--- Directions ---
Write out the data below in full. Keep it exact.

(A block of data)
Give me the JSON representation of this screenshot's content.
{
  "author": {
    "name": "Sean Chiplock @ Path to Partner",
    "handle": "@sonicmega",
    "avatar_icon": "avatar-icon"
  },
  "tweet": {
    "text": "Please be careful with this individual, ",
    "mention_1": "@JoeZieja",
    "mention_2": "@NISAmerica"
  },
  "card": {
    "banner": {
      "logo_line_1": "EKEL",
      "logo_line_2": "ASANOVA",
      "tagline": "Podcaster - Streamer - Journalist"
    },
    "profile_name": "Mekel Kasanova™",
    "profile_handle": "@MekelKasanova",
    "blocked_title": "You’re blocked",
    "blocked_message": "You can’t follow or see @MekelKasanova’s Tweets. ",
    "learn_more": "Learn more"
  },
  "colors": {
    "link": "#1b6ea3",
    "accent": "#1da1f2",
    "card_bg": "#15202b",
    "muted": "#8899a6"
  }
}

--- The result ---
Give me the JSON representation of this screenshot's content.
{
  "author": {
    "name": "Sean Chiplock @ Path to Partner",
    "handle": "@sonicmega",
    "avatar_icon": "avatar-icon"
  },
  "tweet": {
    "text": "Please be careful with this individual, ",
    "mention_1": "@JoeZieja",
    "mention_2": "@NISAmerica"
  },
  "card": {
    "banner": {
      "logo_line_1": "EKEL",
      "logo_line_2": "ASANOVA",
      "tagline": "Podcaster - Streamer - Journalist"
    },
    "profile_name": "Mekel Kasanova™",
    "profile_handle": "@MekelKasanova",
    "blocked_title": "You’re blocked",
    "blocked_message": "You can’t follow or see @MekelKasanova’s Tweets. ",
    "learn_more": "Learn more"
  },
  "colors": {
    "link": "#1b6ea3",
    "accent": "#1da1f2",
    "card_bg": "#15202b",
    "muted": "#8899a6"
  }
}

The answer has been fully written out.